Element box items:
──────────
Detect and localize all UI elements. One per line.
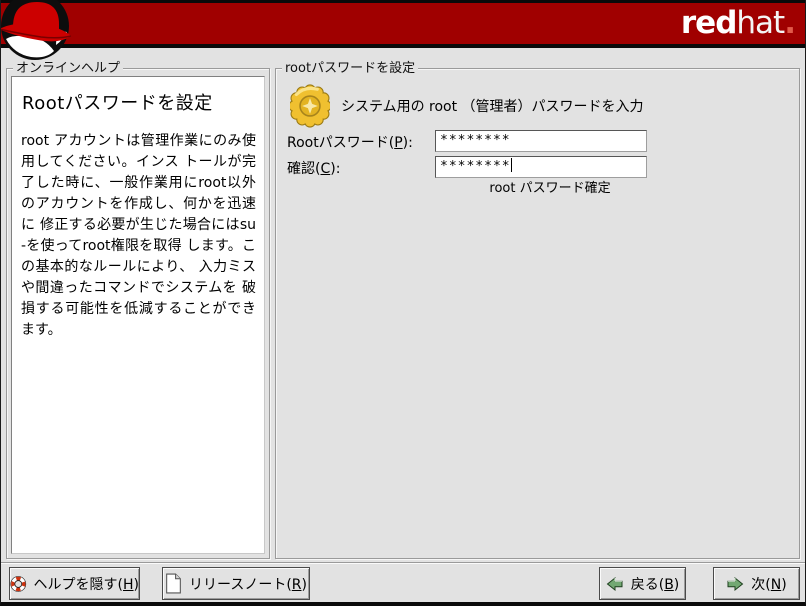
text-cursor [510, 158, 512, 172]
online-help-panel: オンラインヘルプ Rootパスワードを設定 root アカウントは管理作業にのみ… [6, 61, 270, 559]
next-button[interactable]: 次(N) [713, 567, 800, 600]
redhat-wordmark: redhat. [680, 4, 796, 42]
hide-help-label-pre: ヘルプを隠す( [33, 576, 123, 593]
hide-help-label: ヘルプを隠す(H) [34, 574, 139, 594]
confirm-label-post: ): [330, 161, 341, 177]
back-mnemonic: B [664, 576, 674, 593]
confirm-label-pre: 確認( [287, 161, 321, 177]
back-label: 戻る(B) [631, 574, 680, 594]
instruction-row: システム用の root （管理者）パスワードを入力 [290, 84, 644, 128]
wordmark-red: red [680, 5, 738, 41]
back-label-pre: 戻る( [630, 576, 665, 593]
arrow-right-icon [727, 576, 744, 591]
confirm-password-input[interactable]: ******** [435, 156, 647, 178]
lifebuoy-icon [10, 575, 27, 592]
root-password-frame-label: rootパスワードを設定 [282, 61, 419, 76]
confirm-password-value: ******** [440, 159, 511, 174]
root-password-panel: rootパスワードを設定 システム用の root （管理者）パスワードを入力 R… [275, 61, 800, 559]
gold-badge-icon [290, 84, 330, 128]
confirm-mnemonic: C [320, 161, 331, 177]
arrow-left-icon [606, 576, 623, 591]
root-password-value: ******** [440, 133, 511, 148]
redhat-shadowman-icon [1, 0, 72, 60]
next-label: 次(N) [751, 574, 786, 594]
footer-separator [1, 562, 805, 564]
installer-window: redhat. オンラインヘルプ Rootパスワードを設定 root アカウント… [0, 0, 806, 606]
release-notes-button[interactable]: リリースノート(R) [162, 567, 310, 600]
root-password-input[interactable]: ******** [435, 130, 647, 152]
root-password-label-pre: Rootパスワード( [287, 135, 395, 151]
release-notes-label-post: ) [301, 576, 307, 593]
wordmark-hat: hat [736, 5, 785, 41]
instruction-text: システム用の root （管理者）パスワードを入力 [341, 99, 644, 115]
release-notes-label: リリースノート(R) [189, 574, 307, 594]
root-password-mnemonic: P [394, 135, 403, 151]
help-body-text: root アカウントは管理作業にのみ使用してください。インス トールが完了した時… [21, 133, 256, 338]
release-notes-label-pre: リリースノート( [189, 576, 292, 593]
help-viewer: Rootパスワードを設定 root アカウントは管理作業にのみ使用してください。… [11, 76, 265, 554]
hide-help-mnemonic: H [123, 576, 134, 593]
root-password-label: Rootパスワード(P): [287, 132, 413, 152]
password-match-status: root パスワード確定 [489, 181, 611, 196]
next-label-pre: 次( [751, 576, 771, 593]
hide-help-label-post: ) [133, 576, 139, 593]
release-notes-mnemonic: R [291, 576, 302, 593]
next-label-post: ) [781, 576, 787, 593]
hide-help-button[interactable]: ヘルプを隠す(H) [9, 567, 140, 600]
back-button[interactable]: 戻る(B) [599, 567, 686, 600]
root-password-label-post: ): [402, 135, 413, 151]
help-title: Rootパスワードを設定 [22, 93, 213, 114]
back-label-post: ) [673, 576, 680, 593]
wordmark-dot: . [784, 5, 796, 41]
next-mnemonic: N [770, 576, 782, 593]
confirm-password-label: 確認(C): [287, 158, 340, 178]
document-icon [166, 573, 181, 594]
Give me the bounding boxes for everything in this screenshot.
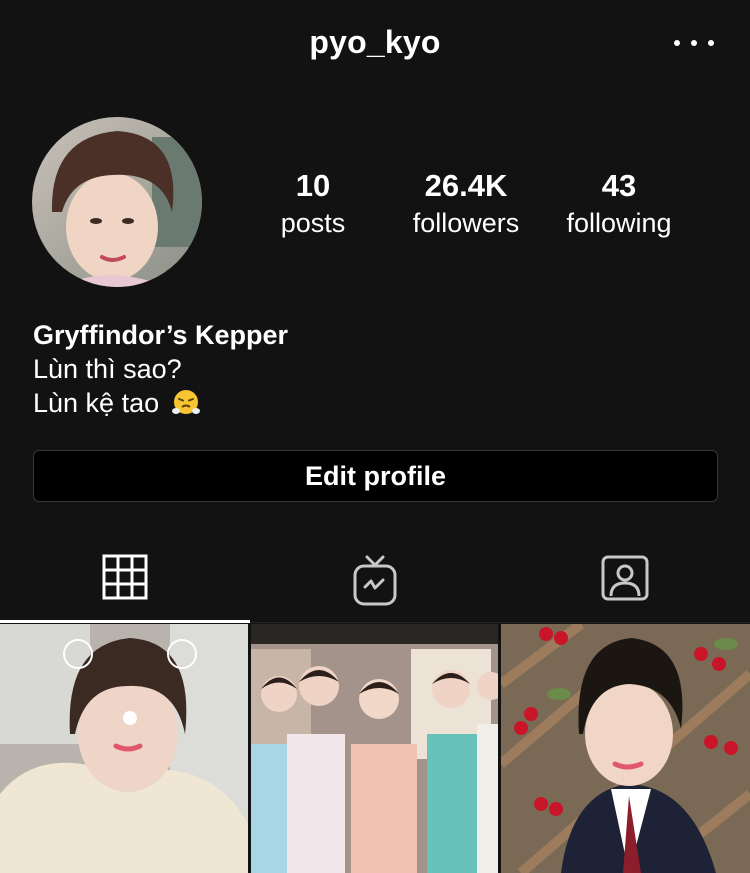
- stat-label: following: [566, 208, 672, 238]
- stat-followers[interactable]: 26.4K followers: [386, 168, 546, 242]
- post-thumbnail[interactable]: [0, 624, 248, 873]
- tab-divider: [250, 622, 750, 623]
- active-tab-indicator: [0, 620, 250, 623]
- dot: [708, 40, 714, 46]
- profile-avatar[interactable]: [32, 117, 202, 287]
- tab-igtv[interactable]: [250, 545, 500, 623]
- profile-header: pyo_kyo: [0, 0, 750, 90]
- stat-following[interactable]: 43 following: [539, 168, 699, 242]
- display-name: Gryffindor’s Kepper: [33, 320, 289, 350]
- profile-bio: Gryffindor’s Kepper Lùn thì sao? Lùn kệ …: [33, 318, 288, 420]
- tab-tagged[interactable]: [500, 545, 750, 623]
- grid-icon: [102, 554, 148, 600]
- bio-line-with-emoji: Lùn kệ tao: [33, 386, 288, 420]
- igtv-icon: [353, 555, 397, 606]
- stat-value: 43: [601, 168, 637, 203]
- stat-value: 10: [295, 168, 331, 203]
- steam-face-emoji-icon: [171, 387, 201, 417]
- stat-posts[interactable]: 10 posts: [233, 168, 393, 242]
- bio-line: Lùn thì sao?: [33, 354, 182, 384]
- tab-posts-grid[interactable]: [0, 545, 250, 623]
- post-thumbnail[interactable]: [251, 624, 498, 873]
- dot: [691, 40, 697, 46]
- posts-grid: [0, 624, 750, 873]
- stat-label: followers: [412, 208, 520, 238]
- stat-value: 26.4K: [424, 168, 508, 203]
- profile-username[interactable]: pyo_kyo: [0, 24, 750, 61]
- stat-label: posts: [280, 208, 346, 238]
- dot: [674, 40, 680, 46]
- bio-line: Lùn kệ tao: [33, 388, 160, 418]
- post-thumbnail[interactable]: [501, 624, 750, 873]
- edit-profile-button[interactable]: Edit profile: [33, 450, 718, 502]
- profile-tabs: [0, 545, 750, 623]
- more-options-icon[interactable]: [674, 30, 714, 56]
──────────
Please swap every "interactable" in the items above for "clickable" and give all the lines back with nothing else changed, leaving out the picture lines.

Detect and localize all UI elements. One per line.
text-cursor [510, 158, 512, 172]
online-help-panel: オンラインヘルプ Rootパスワードを設定 root アカウントは管理作業にのみ… [6, 61, 270, 559]
next-button[clickable]: 次(N) [713, 567, 800, 600]
redhat-wordmark: redhat. [680, 4, 796, 42]
hide-help-label-pre: ヘルプを隠す( [33, 576, 123, 593]
hide-help-label: ヘルプを隠す(H) [34, 574, 139, 594]
confirm-label-post: ): [330, 161, 341, 177]
back-mnemonic: B [664, 576, 674, 593]
confirm-label-pre: 確認( [287, 161, 321, 177]
back-label: 戻る(B) [631, 574, 680, 594]
instruction-row: システム用の root （管理者）パスワードを入力 [290, 84, 644, 128]
wordmark-red: red [680, 5, 738, 41]
back-label-pre: 戻る( [630, 576, 665, 593]
arrow-right-icon [727, 576, 744, 591]
confirm-password-input[clickable]: ******** [435, 156, 647, 178]
lifebuoy-icon [10, 575, 27, 592]
root-password-frame-label: rootパスワードを設定 [282, 61, 419, 76]
confirm-password-value: ******** [440, 159, 511, 174]
root-password-panel: rootパスワードを設定 システム用の root （管理者）パスワードを入力 R… [275, 61, 800, 559]
gold-badge-icon [290, 84, 330, 128]
confirm-mnemonic: C [320, 161, 331, 177]
arrow-left-icon [606, 576, 623, 591]
root-password-value: ******** [440, 133, 511, 148]
redhat-shadowman-icon [1, 0, 72, 60]
next-label: 次(N) [751, 574, 786, 594]
footer-separator [1, 562, 805, 564]
installer-window: redhat. オンラインヘルプ Rootパスワードを設定 root アカウント… [0, 0, 806, 606]
release-notes-button[clickable]: リリースノート(R) [162, 567, 310, 600]
root-password-input[clickable]: ******** [435, 130, 647, 152]
root-password-label-pre: Rootパスワード( [287, 135, 395, 151]
release-notes-label-post: ) [301, 576, 307, 593]
wordmark-hat: hat [736, 5, 785, 41]
instruction-text: システム用の root （管理者）パスワードを入力 [341, 99, 644, 115]
release-notes-label: リリースノート(R) [189, 574, 307, 594]
root-password-mnemonic: P [394, 135, 403, 151]
help-body-text: root アカウントは管理作業にのみ使用してください。インス トールが完了した時… [21, 133, 256, 338]
release-notes-label-pre: リリースノート( [189, 576, 292, 593]
help-viewer: Rootパスワードを設定 root アカウントは管理作業にのみ使用してください。… [11, 76, 265, 554]
hide-help-mnemonic: H [123, 576, 134, 593]
root-password-label: Rootパスワード(P): [287, 132, 413, 152]
password-match-status: root パスワード確定 [489, 181, 611, 196]
next-label-pre: 次( [751, 576, 771, 593]
hide-help-label-post: ) [133, 576, 139, 593]
release-notes-mnemonic: R [291, 576, 302, 593]
next-label-post: ) [781, 576, 787, 593]
hide-help-button[clickable]: ヘルプを隠す(H) [9, 567, 140, 600]
back-button[clickable]: 戻る(B) [599, 567, 686, 600]
root-password-label-post: ): [402, 135, 413, 151]
help-title: Rootパスワードを設定 [22, 93, 213, 114]
back-label-post: ) [673, 576, 680, 593]
wordmark-dot: . [784, 5, 796, 41]
next-mnemonic: N [770, 576, 782, 593]
confirm-password-label: 確認(C): [287, 158, 340, 178]
document-icon [166, 573, 181, 594]
Give me the bounding boxes for everything in this screenshot.
- stat-label: following: [566, 208, 672, 238]
- stat-followers[clickable]: 26.4K followers: [386, 168, 546, 242]
- post-thumbnail[clickable]: [0, 624, 248, 873]
- tab-divider: [250, 622, 750, 623]
- active-tab-indicator: [0, 620, 250, 623]
- dot: [708, 40, 714, 46]
- profile-avatar[clickable]: [32, 117, 202, 287]
- tab-igtv[clickable]: [250, 545, 500, 623]
- profile-header: pyo_kyo: [0, 0, 750, 90]
- stat-following[clickable]: 43 following: [539, 168, 699, 242]
- display-name: Gryffindor’s Kepper: [33, 320, 289, 350]
- profile-bio: Gryffindor’s Kepper Lùn thì sao? Lùn kệ …: [33, 318, 288, 420]
- tab-tagged[clickable]: [500, 545, 750, 623]
- grid-icon: [102, 554, 148, 600]
- bio-line-with-emoji: Lùn kệ tao: [33, 386, 288, 420]
- igtv-icon: [353, 555, 397, 606]
- stat-value: 43: [601, 168, 637, 203]
- stat-value: 10: [295, 168, 331, 203]
- steam-face-emoji-icon: [171, 387, 201, 417]
- stat-posts[clickable]: 10 posts: [233, 168, 393, 242]
- bio-line: Lùn thì sao?: [33, 354, 182, 384]
- tab-posts-grid[clickable]: [0, 545, 250, 623]
- post-thumbnail[clickable]: [251, 624, 498, 873]
- dot: [691, 40, 697, 46]
- posts-grid: [0, 624, 750, 873]
- stat-label: followers: [412, 208, 520, 238]
- stat-value: 26.4K: [424, 168, 508, 203]
- profile-username[clickable]: pyo_kyo: [0, 24, 750, 61]
- stat-label: posts: [280, 208, 346, 238]
- dot: [674, 40, 680, 46]
- bio-line: Lùn kệ tao: [33, 388, 160, 418]
- post-thumbnail[clickable]: [501, 624, 750, 873]
- edit-profile-button[clickable]: Edit profile: [33, 450, 718, 502]
- profile-tabs: [0, 545, 750, 623]
- more-options-icon[clickable]: [674, 30, 714, 56]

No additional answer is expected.